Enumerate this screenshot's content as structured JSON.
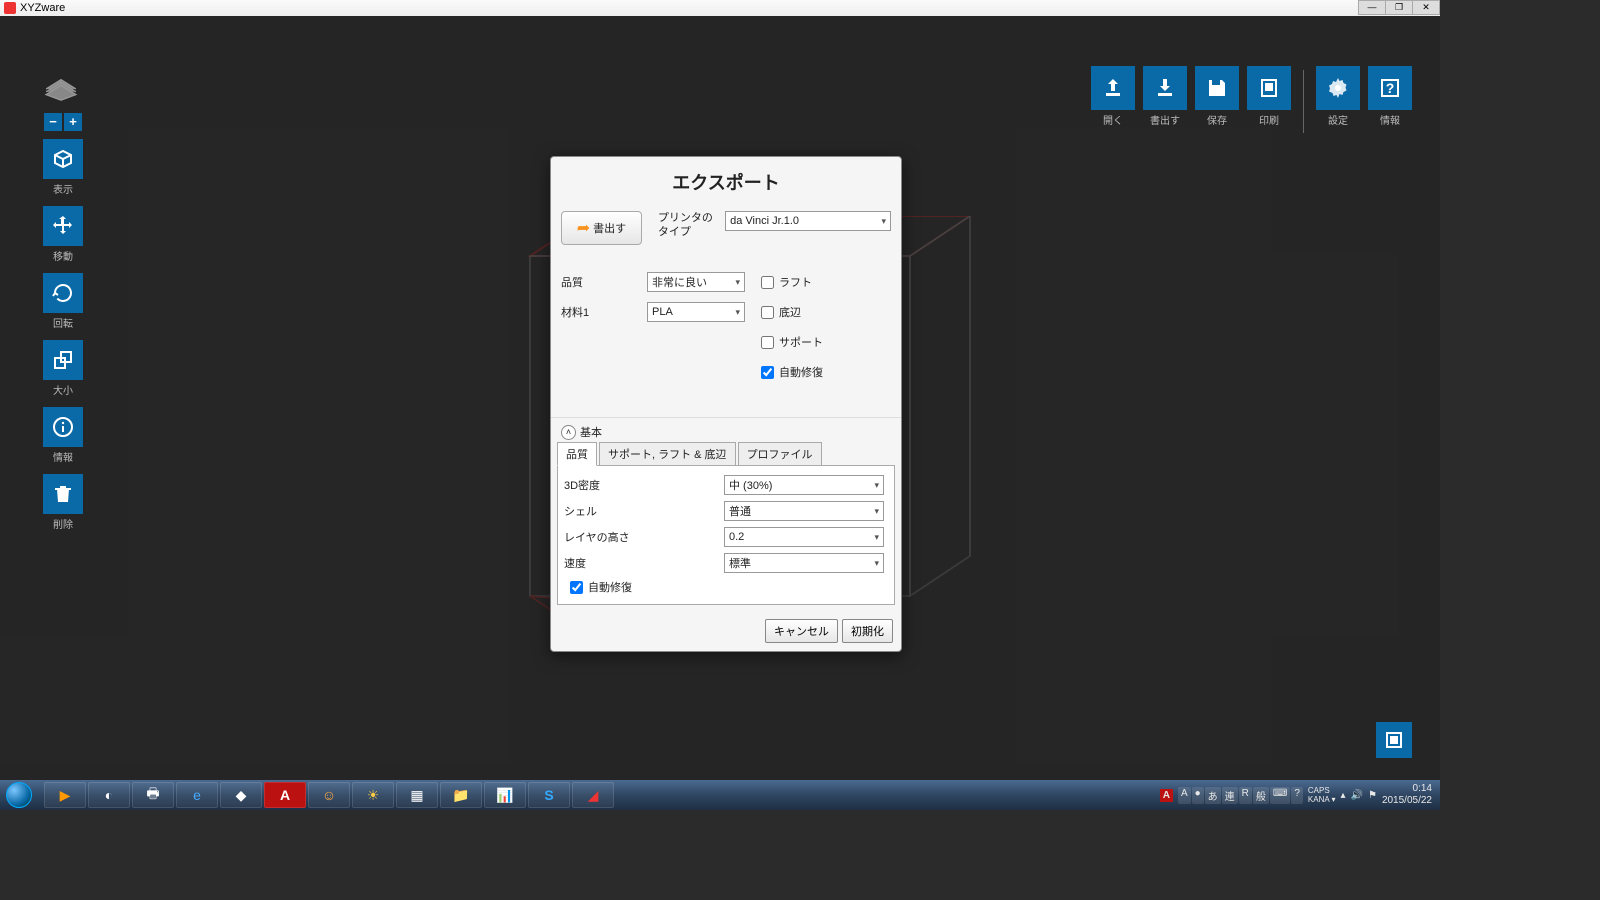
{
  "window": {
    "title": "XYZware"
  },
  "left_toolbar": {
    "minus": "−",
    "plus": "+",
    "view": "表示",
    "move": "移動",
    "rotate": "回転",
    "scale": "大小",
    "info": "情報",
    "delete": "削除"
  },
  "right_toolbar": {
    "open": "開く",
    "export": "書出す",
    "save": "保存",
    "print": "印刷",
    "settings": "設定",
    "about": "情報"
  },
  "dialog": {
    "title": "エクスポート",
    "export_btn": "書出す",
    "printer_type_lbl": "プリンタのタイプ",
    "printer_type": "da Vinci Jr.1.0",
    "quality_lbl": "品質",
    "quality": "非常に良い",
    "material_lbl": "材料1",
    "material": "PLA",
    "chk_raft": "ラフト",
    "chk_brim": "底辺",
    "chk_support": "サポート",
    "chk_autorepair": "自動修復",
    "basic": "基本",
    "tab_quality": "品質",
    "tab_support": "サポート, ラフト & 底辺",
    "tab_profile": "プロファイル",
    "density_lbl": "3D密度",
    "density": "中 (30%)",
    "shell_lbl": "シェル",
    "shell": "普通",
    "layer_lbl": "レイヤの高さ",
    "layer": "0.2",
    "speed_lbl": "速度",
    "speed": "標準",
    "chk_autorepair2": "自動修復",
    "cancel": "キャンセル",
    "reset": "初期化"
  },
  "taskbar": {
    "ime": [
      "A",
      "●",
      "あ",
      "連",
      "R",
      "般",
      "⌨",
      "?"
    ],
    "caps": "CAPS",
    "kana": "KANA ▾",
    "time": "0:14",
    "date": "2015/05/22"
  }
}
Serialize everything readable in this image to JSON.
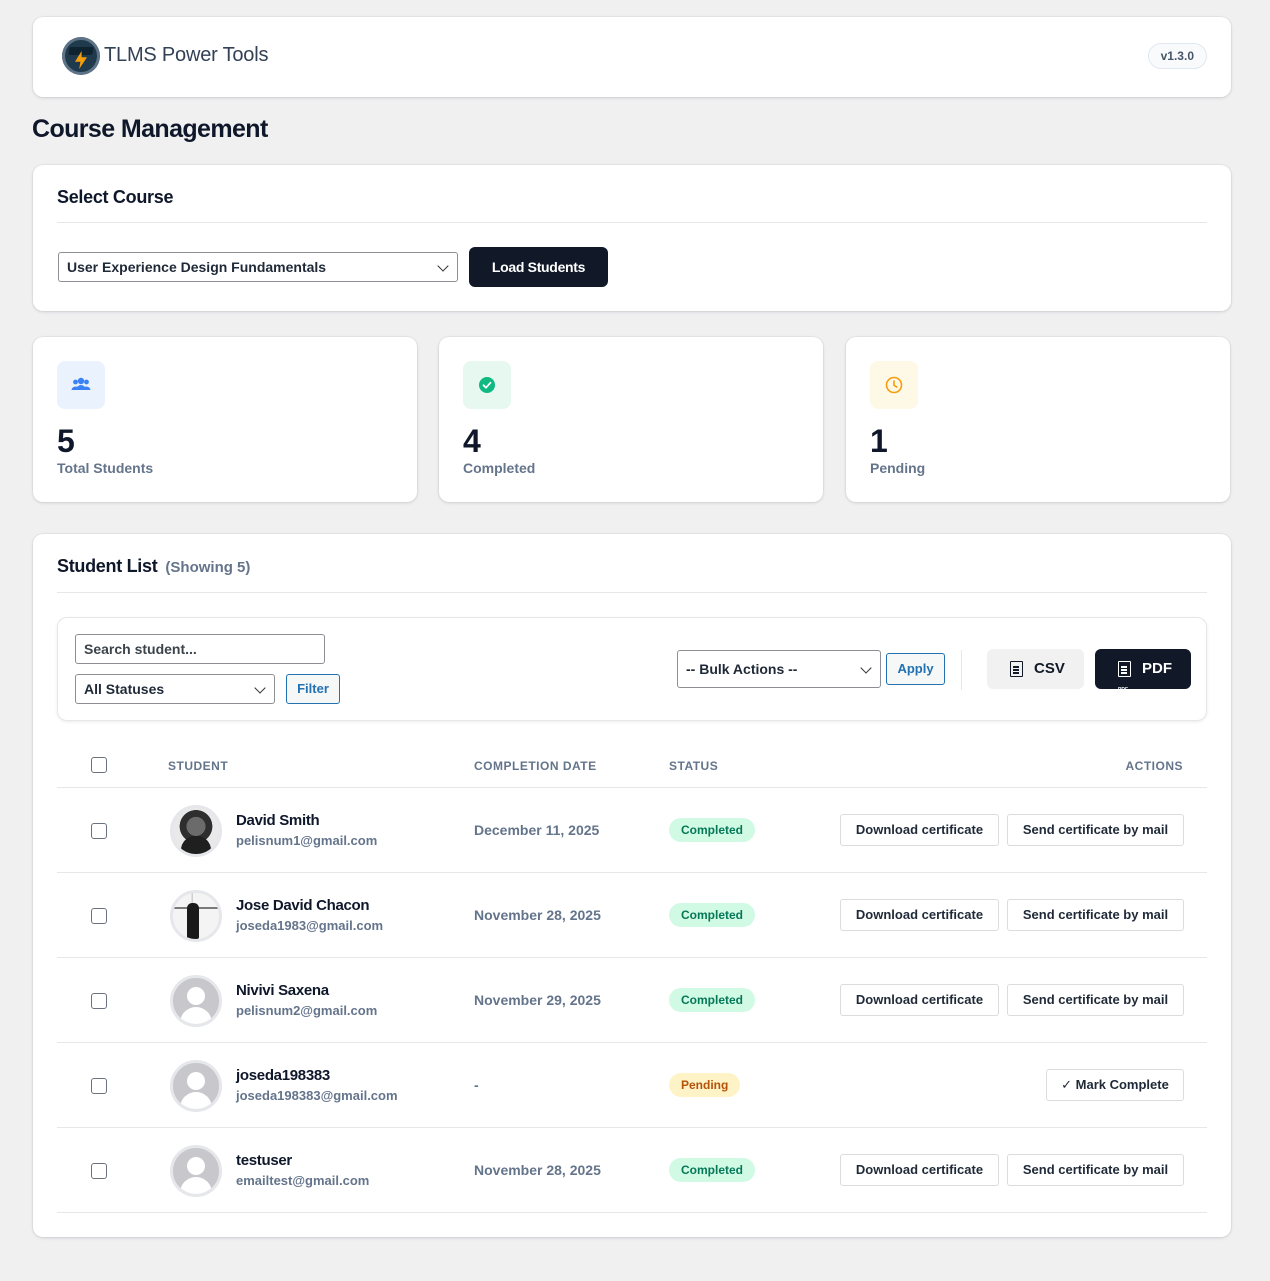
{
  "header": {
    "brand": "TLMS Power Tools",
    "version": "v1.3.0"
  },
  "page": {
    "title": "Course Management"
  },
  "course": {
    "section_title": "Select Course",
    "selected": "User Experience Design Fundamentals",
    "load_label": "Load Students"
  },
  "stats": [
    {
      "value": "5",
      "label": "Total Students",
      "icon": "users-icon",
      "color": "#3b82f6"
    },
    {
      "value": "4",
      "label": "Completed",
      "icon": "check-circle-icon",
      "color": "#10b981"
    },
    {
      "value": "1",
      "label": "Pending",
      "icon": "clock-icon",
      "color": "#f59e0b"
    }
  ],
  "list": {
    "title": "Student List",
    "subtitle": "(Showing 5)",
    "search_placeholder": "Search student...",
    "status_filter": "All Statuses",
    "filter_label": "Filter",
    "bulk_actions": "-- Bulk Actions --",
    "apply_label": "Apply",
    "csv_label": "CSV",
    "pdf_label": "PDF",
    "columns": {
      "student": "STUDENT",
      "date": "COMPLETION DATE",
      "status": "STATUS",
      "actions": "ACTIONS"
    },
    "download_label": "Download certificate",
    "mail_label": "Send certificate by mail",
    "mark_label": "✓ Mark Complete",
    "students": [
      {
        "name": "David Smith",
        "email": "pelisnum1@gmail.com",
        "date": "December 11, 2025",
        "status": "Completed"
      },
      {
        "name": "Jose David Chacon",
        "email": "joseda1983@gmail.com",
        "date": "November 28, 2025",
        "status": "Completed"
      },
      {
        "name": "Nivivi Saxena",
        "email": "pelisnum2@gmail.com",
        "date": "November 29, 2025",
        "status": "Completed"
      },
      {
        "name": "joseda198383",
        "email": "joseda198383@gmail.com",
        "date": "-",
        "status": "Pending"
      },
      {
        "name": "testuser",
        "email": "emailtest@gmail.com",
        "date": "November 28, 2025",
        "status": "Completed"
      }
    ]
  }
}
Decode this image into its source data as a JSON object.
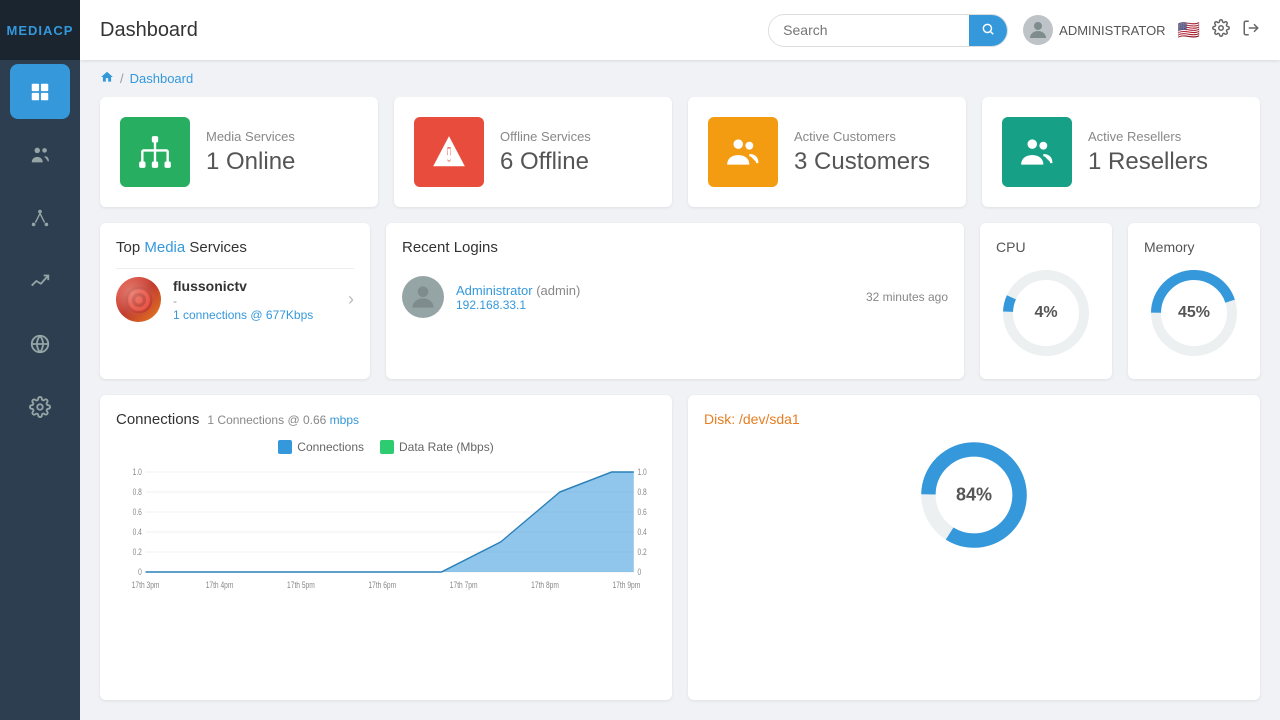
{
  "app": {
    "logo": "MEDIACP",
    "title": "Dashboard"
  },
  "header": {
    "title": "Dashboard",
    "search_placeholder": "Search",
    "search_value": "",
    "admin_name": "ADMINISTRATOR"
  },
  "breadcrumb": {
    "home": "🏠",
    "separator": "/",
    "current": "Dashboard"
  },
  "stat_cards": [
    {
      "id": "media-services",
      "icon_type": "green",
      "icon": "network",
      "label": "Media Services",
      "value": "1 Online"
    },
    {
      "id": "offline-services",
      "icon_type": "red",
      "icon": "warning",
      "label": "Offline Services",
      "value": "6 Offline"
    },
    {
      "id": "active-customers",
      "icon_type": "orange",
      "icon": "group",
      "label": "Active Customers",
      "value": "3 Customers"
    },
    {
      "id": "active-resellers",
      "icon_type": "teal",
      "icon": "people",
      "label": "Active Resellers",
      "value": "1 Resellers"
    }
  ],
  "top_media": {
    "title_prefix": "Top",
    "title_highlight": "Media",
    "title_suffix": "Services",
    "service": {
      "name": "flussonictv",
      "dash": "-",
      "connections": "1 connections @ 677Kbps"
    }
  },
  "recent_logins": {
    "title": "Recent Logins",
    "login": {
      "name": "Administrator",
      "role": "admin",
      "ip": "192.168.33.1",
      "time": "32 minutes ago"
    }
  },
  "connections": {
    "title": "Connections",
    "subtitle": "1 Connections @ 0.66",
    "mbps_label": "mbps",
    "legend_connections": "Connections",
    "legend_datarate": "Data Rate (Mbps)",
    "x_labels": [
      "17th 3pm",
      "17th 4pm",
      "17th 5pm",
      "17th 6pm",
      "17th 7pm",
      "17th 8pm",
      "17th 9pm"
    ],
    "y_labels": [
      "0",
      "0.2",
      "0.4",
      "0.6",
      "0.8",
      "1.0"
    ],
    "y_right_labels": [
      "0",
      "0.2",
      "0.4",
      "0.6",
      "0.8",
      "1.0"
    ]
  },
  "cpu": {
    "title": "CPU",
    "value": "4%",
    "percent": 4
  },
  "memory": {
    "title": "Memory",
    "value": "45%",
    "percent": 45
  },
  "disk": {
    "title": "Disk: /dev/sda1",
    "value": "84%",
    "percent": 84
  },
  "sidebar": {
    "items": [
      {
        "id": "dashboard",
        "label": "Dashboard",
        "icon": "⊞",
        "active": true
      },
      {
        "id": "users",
        "label": "Users",
        "icon": "👥",
        "active": false
      },
      {
        "id": "network",
        "label": "Network",
        "icon": "⊟",
        "active": false
      },
      {
        "id": "analytics",
        "label": "Analytics",
        "icon": "📈",
        "active": false
      },
      {
        "id": "globe",
        "label": "Globe",
        "icon": "🌐",
        "active": false
      },
      {
        "id": "settings",
        "label": "Settings",
        "icon": "⚙",
        "active": false
      }
    ]
  }
}
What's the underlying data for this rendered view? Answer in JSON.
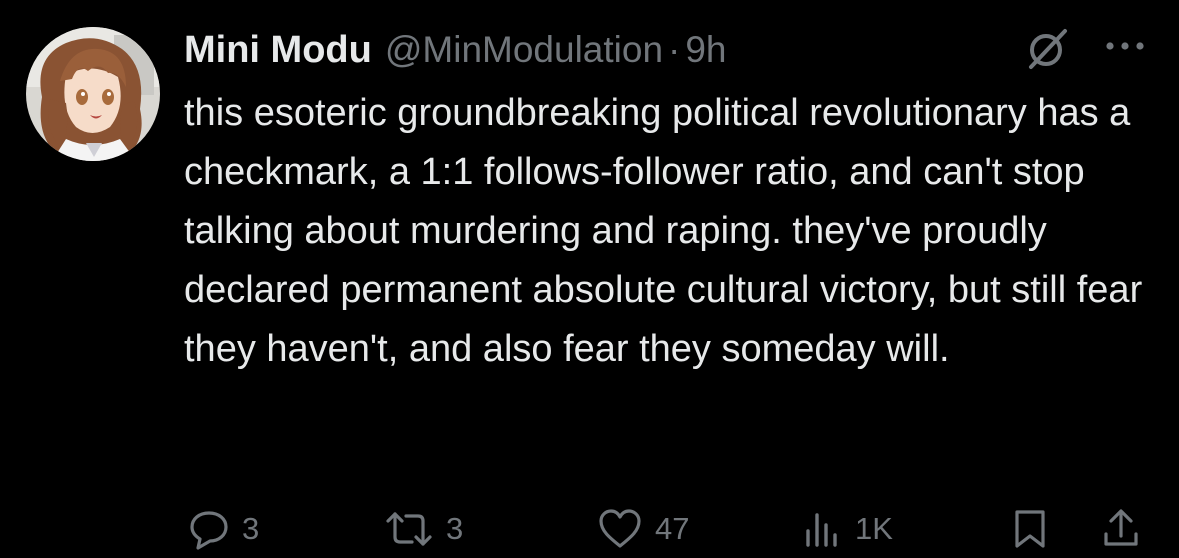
{
  "tweet": {
    "author": {
      "display_name": "Mini Modu",
      "handle": "@MinModulation",
      "separator": "·",
      "time": "9h"
    },
    "text": "this esoteric groundbreaking political revolutionary has a checkmark, a 1:1 follows-follower ratio, and can't stop talking about murdering and raping. they've proudly declared permanent absolute cultural victory, but still fear they haven't, and also fear they someday will."
  },
  "actions": {
    "replies": "3",
    "reposts": "3",
    "likes": "47",
    "views": "1K"
  },
  "icons": {
    "header": [
      "grok-icon",
      "more-icon"
    ],
    "actions": [
      "reply-icon",
      "repost-icon",
      "like-icon",
      "views-icon",
      "bookmark-icon",
      "share-icon"
    ]
  },
  "colors": {
    "background": "#000000",
    "text_primary": "#e7e9ea",
    "text_secondary": "#71767b"
  }
}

● **DIRECTIONS**
Leave the pictures out and write out every entry exactly as given.

● **FINISHED ANSWER**
Enumerate this screenshot's content as structured JSON.
{
  "window": {
    "title": "XYZware"
  },
  "left_toolbar": {
    "minus": "−",
    "plus": "+",
    "view": "表示",
    "move": "移動",
    "rotate": "回転",
    "scale": "大小",
    "info": "情報",
    "delete": "削除"
  },
  "right_toolbar": {
    "open": "開く",
    "export": "書出す",
    "save": "保存",
    "print": "印刷",
    "settings": "設定",
    "about": "情報"
  },
  "dialog": {
    "title": "エクスポート",
    "export_btn": "書出す",
    "printer_type_lbl": "プリンタのタイプ",
    "printer_type": "da Vinci Jr.1.0",
    "quality_lbl": "品質",
    "quality": "非常に良い",
    "material_lbl": "材料1",
    "material": "PLA",
    "chk_raft": "ラフト",
    "chk_brim": "底辺",
    "chk_support": "サポート",
    "chk_autorepair": "自動修復",
    "basic": "基本",
    "tab_quality": "品質",
    "tab_support": "サポート, ラフト & 底辺",
    "tab_profile": "プロファイル",
    "density_lbl": "3D密度",
    "density": "中 (30%)",
    "shell_lbl": "シェル",
    "shell": "普通",
    "layer_lbl": "レイヤの高さ",
    "layer": "0.2",
    "speed_lbl": "速度",
    "speed": "標準",
    "chk_autorepair2": "自動修復",
    "cancel": "キャンセル",
    "reset": "初期化"
  },
  "taskbar": {
    "ime": [
      "A",
      "●",
      "あ",
      "連",
      "R",
      "般",
      "⌨",
      "?"
    ],
    "caps": "CAPS",
    "kana": "KANA ▾",
    "time": "0:14",
    "date": "2015/05/22"
  }
}
Serialize everything readable in this image to JSON.
{
  "header": {
    "brand": "TLMS Power Tools",
    "version": "v1.3.0"
  },
  "page": {
    "title": "Course Management"
  },
  "course": {
    "section_title": "Select Course",
    "selected": "User Experience Design Fundamentals",
    "load_label": "Load Students"
  },
  "stats": [
    {
      "value": "5",
      "label": "Total Students",
      "icon": "users-icon",
      "color": "#3b82f6"
    },
    {
      "value": "4",
      "label": "Completed",
      "icon": "check-circle-icon",
      "color": "#10b981"
    },
    {
      "value": "1",
      "label": "Pending",
      "icon": "clock-icon",
      "color": "#f59e0b"
    }
  ],
  "list": {
    "title": "Student List",
    "subtitle": "(Showing 5)",
    "search_placeholder": "Search student...",
    "status_filter": "All Statuses",
    "filter_label": "Filter",
    "bulk_actions": "-- Bulk Actions --",
    "apply_label": "Apply",
    "csv_label": "CSV",
    "pdf_label": "PDF",
    "columns": {
      "student": "STUDENT",
      "date": "COMPLETION DATE",
      "status": "STATUS",
      "actions": "ACTIONS"
    },
    "download_label": "Download certificate",
    "mail_label": "Send certificate by mail",
    "mark_label": "✓ Mark Complete",
    "students": [
      {
        "name": "David Smith",
        "email": "pelisnum1@gmail.com",
        "date": "December 11, 2025",
        "status": "Completed"
      },
      {
        "name": "Jose David Chacon",
        "email": "joseda1983@gmail.com",
        "date": "November 28, 2025",
        "status": "Completed"
      },
      {
        "name": "Nivivi Saxena",
        "email": "pelisnum2@gmail.com",
        "date": "November 29, 2025",
        "status": "Completed"
      },
      {
        "name": "joseda198383",
        "email": "joseda198383@gmail.com",
        "date": "-",
        "status": "Pending"
      },
      {
        "name": "testuser",
        "email": "emailtest@gmail.com",
        "date": "November 28, 2025",
        "status": "Completed"
      }
    ]
  }
}
Decode this image into its source data as a JSON object.
{
  "app": {
    "logo": "MEDIACP",
    "title": "Dashboard"
  },
  "header": {
    "title": "Dashboard",
    "search_placeholder": "Search",
    "search_value": "",
    "admin_name": "ADMINISTRATOR"
  },
  "breadcrumb": {
    "home": "🏠",
    "separator": "/",
    "current": "Dashboard"
  },
  "stat_cards": [
    {
      "id": "media-services",
      "icon_type": "green",
      "icon": "network",
      "label": "Media Services",
      "value": "1 Online"
    },
    {
      "id": "offline-services",
      "icon_type": "red",
      "icon": "warning",
      "label": "Offline Services",
      "value": "6 Offline"
    },
    {
      "id": "active-customers",
      "icon_type": "orange",
      "icon": "group",
      "label": "Active Customers",
      "value": "3 Customers"
    },
    {
      "id": "active-resellers",
      "icon_type": "teal",
      "icon": "people",
      "label": "Active Resellers",
      "value": "1 Resellers"
    }
  ],
  "top_media": {
    "title_prefix": "Top",
    "title_highlight": "Media",
    "title_suffix": "Services",
    "service": {
      "name": "flussonictv",
      "dash": "-",
      "connections": "1 connections @ 677Kbps"
    }
  },
  "recent_logins": {
    "title": "Recent Logins",
    "login": {
      "name": "Administrator",
      "role": "admin",
      "ip": "192.168.33.1",
      "time": "32 minutes ago"
    }
  },
  "connections": {
    "title": "Connections",
    "subtitle": "1 Connections @ 0.66",
    "mbps_label": "mbps",
    "legend_connections": "Connections",
    "legend_datarate": "Data Rate (Mbps)",
    "x_labels": [
      "17th 3pm",
      "17th 4pm",
      "17th 5pm",
      "17th 6pm",
      "17th 7pm",
      "17th 8pm",
      "17th 9pm"
    ],
    "y_labels": [
      "0",
      "0.2",
      "0.4",
      "0.6",
      "0.8",
      "1.0"
    ],
    "y_right_labels": [
      "0",
      "0.2",
      "0.4",
      "0.6",
      "0.8",
      "1.0"
    ]
  },
  "cpu": {
    "title": "CPU",
    "value": "4%",
    "percent": 4
  },
  "memory": {
    "title": "Memory",
    "value": "45%",
    "percent": 45
  },
  "disk": {
    "title": "Disk: /dev/sda1",
    "value": "84%",
    "percent": 84
  },
  "sidebar": {
    "items": [
      {
        "id": "dashboard",
        "label": "Dashboard",
        "icon": "⊞",
        "active": true
      },
      {
        "id": "users",
        "label": "Users",
        "icon": "👥",
        "active": false
      },
      {
        "id": "network",
        "label": "Network",
        "icon": "⊟",
        "active": false
      },
      {
        "id": "analytics",
        "label": "Analytics",
        "icon": "📈",
        "active": false
      },
      {
        "id": "globe",
        "label": "Globe",
        "icon": "🌐",
        "active": false
      },
      {
        "id": "settings",
        "label": "Settings",
        "icon": "⚙",
        "active": false
      }
    ]
  }
}
What's the underlying data for this rendered view? Answer in JSON.
{
  "tweet": {
    "author": {
      "display_name": "Mini Modu",
      "handle": "@MinModulation",
      "separator": "·",
      "time": "9h"
    },
    "text": "this esoteric groundbreaking political revolutionary has a checkmark, a 1:1 follows-follower ratio, and can't stop talking about murdering and raping. they've proudly declared permanent absolute cultural victory, but still fear they haven't, and also fear they someday will."
  },
  "actions": {
    "replies": "3",
    "reposts": "3",
    "likes": "47",
    "views": "1K"
  },
  "icons": {
    "header": [
      "grok-icon",
      "more-icon"
    ],
    "actions": [
      "reply-icon",
      "repost-icon",
      "like-icon",
      "views-icon",
      "bookmark-icon",
      "share-icon"
    ]
  },
  "colors": {
    "background": "#000000",
    "text_primary": "#e7e9ea",
    "text_secondary": "#71767b"
  }
}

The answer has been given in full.